WRITTEN TASK:
Using the listing below, copy every line that mentions "gimnazial".

EXCERPTED DATA:
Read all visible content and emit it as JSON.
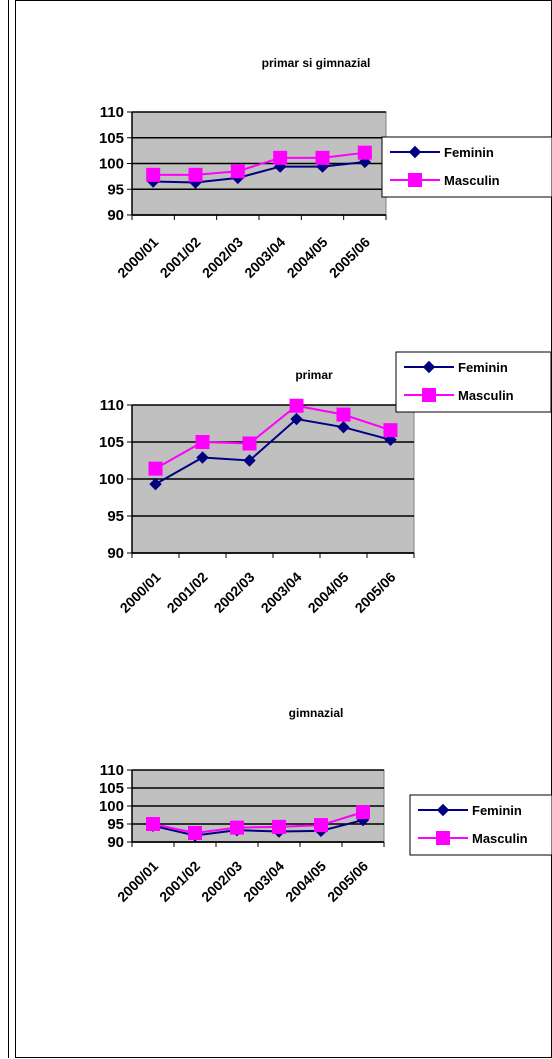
{
  "chart_data": [
    {
      "type": "line",
      "title": "primar si gimnazial",
      "categories": [
        "2000/01",
        "2001/02",
        "2002/03",
        "2003/04",
        "2004/05",
        "2005/06"
      ],
      "ylim": [
        90,
        110
      ],
      "yticks": [
        90,
        95,
        100,
        105,
        110
      ],
      "grid": true,
      "legend": "right",
      "series": [
        {
          "name": "Feminin",
          "color": "#000080",
          "marker": "diamond",
          "values": [
            96.5,
            96.3,
            97.2,
            99.4,
            99.4,
            100.3
          ]
        },
        {
          "name": "Masculin",
          "color": "#FF00FF",
          "marker": "square",
          "values": [
            97.8,
            97.8,
            98.5,
            101.1,
            101.1,
            102.1
          ]
        }
      ]
    },
    {
      "type": "line",
      "title": "primar",
      "categories": [
        "2000/01",
        "2001/02",
        "2002/03",
        "2003/04",
        "2004/05",
        "2005/06"
      ],
      "ylim": [
        90,
        110
      ],
      "yticks": [
        90,
        95,
        100,
        105,
        110
      ],
      "grid": true,
      "legend": "top-right",
      "series": [
        {
          "name": "Feminin",
          "color": "#000080",
          "marker": "diamond",
          "values": [
            99.3,
            102.9,
            102.5,
            108.1,
            107.0,
            105.3
          ]
        },
        {
          "name": "Masculin",
          "color": "#FF00FF",
          "marker": "square",
          "values": [
            101.4,
            105.0,
            104.8,
            109.9,
            108.7,
            106.6
          ]
        }
      ]
    },
    {
      "type": "line",
      "title": "gimnazial",
      "categories": [
        "2000/01",
        "2001/02",
        "2002/03",
        "2003/04",
        "2004/05",
        "2005/06"
      ],
      "ylim": [
        90,
        110
      ],
      "yticks": [
        90,
        95,
        100,
        105,
        110
      ],
      "grid": true,
      "legend": "right",
      "series": [
        {
          "name": "Feminin",
          "color": "#000080",
          "marker": "diamond",
          "values": [
            94.5,
            91.8,
            93.3,
            92.9,
            93.1,
            96.1
          ]
        },
        {
          "name": "Masculin",
          "color": "#FF00FF",
          "marker": "square",
          "values": [
            95.0,
            92.5,
            94.0,
            94.2,
            94.7,
            98.3
          ]
        }
      ]
    }
  ]
}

RESULT OF THIS TASK:
      "title": "primar si gimnazial",
      "title": "gimnazial",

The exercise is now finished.